**Extracted records**

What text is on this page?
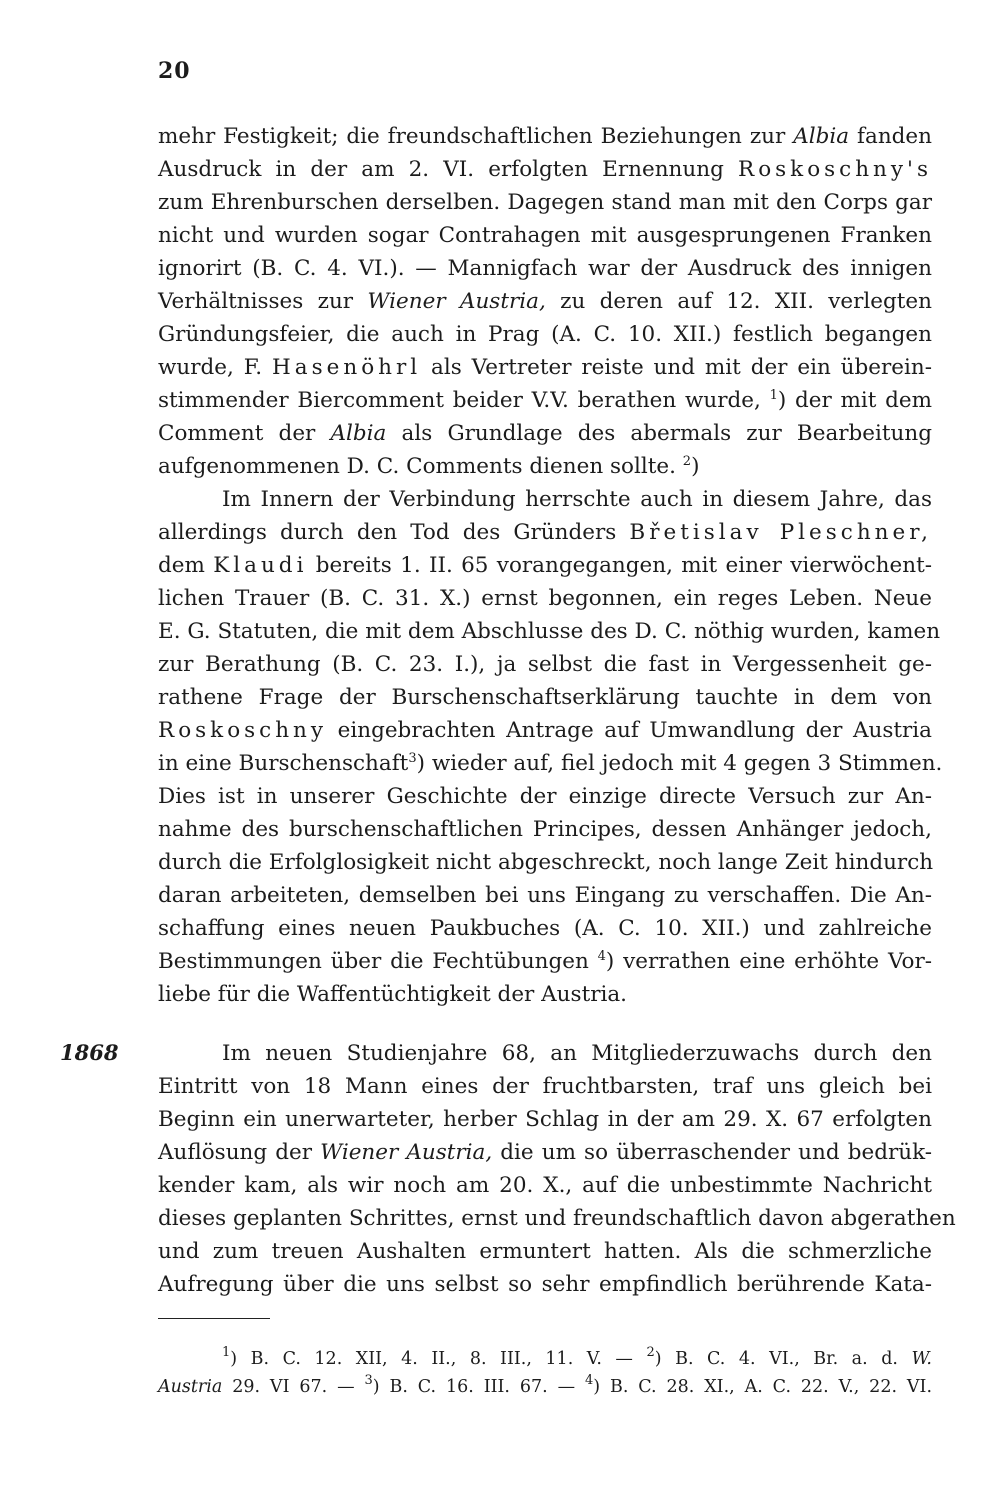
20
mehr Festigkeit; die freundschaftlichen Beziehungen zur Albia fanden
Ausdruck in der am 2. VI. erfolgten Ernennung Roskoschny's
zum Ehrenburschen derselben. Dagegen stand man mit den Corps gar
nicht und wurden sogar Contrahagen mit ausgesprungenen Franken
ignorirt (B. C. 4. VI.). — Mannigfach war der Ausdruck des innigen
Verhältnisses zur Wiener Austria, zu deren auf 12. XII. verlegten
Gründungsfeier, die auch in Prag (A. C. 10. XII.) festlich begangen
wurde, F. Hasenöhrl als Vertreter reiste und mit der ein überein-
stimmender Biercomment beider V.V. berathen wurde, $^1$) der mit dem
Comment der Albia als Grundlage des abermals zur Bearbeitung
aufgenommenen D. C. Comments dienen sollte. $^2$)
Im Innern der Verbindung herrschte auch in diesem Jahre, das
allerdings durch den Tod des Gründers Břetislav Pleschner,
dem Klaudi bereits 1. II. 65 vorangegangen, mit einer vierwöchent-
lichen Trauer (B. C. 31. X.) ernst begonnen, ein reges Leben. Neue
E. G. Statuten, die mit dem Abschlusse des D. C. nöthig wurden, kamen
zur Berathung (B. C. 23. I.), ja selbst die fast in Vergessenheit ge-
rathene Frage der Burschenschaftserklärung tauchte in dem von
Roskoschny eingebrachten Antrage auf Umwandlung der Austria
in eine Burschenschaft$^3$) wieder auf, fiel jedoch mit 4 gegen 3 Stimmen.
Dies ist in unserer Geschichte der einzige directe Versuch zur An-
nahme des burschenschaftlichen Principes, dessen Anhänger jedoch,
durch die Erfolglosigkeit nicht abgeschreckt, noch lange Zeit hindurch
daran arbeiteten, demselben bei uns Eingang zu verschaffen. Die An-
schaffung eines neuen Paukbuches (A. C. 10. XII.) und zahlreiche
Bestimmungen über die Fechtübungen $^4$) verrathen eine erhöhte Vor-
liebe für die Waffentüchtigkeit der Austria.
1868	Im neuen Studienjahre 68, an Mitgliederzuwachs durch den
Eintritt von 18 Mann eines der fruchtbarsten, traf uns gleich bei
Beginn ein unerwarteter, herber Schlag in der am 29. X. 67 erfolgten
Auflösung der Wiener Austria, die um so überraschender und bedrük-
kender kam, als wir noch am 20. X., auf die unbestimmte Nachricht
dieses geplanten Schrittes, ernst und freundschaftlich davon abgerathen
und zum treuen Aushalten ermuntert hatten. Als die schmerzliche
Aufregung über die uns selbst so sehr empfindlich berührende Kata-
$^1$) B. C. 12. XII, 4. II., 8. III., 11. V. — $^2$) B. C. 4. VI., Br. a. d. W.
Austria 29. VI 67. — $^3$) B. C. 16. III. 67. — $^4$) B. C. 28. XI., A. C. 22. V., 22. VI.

**Your objective**
Every line above with the word "Roskoschny" belongs in the answer, copied as written.

**Completed task**
Ausdruck in der am 2. VI. erfolgten Ernennung Roskoschny's
Roskoschny eingebrachten Antrage auf Umwandlung der Austria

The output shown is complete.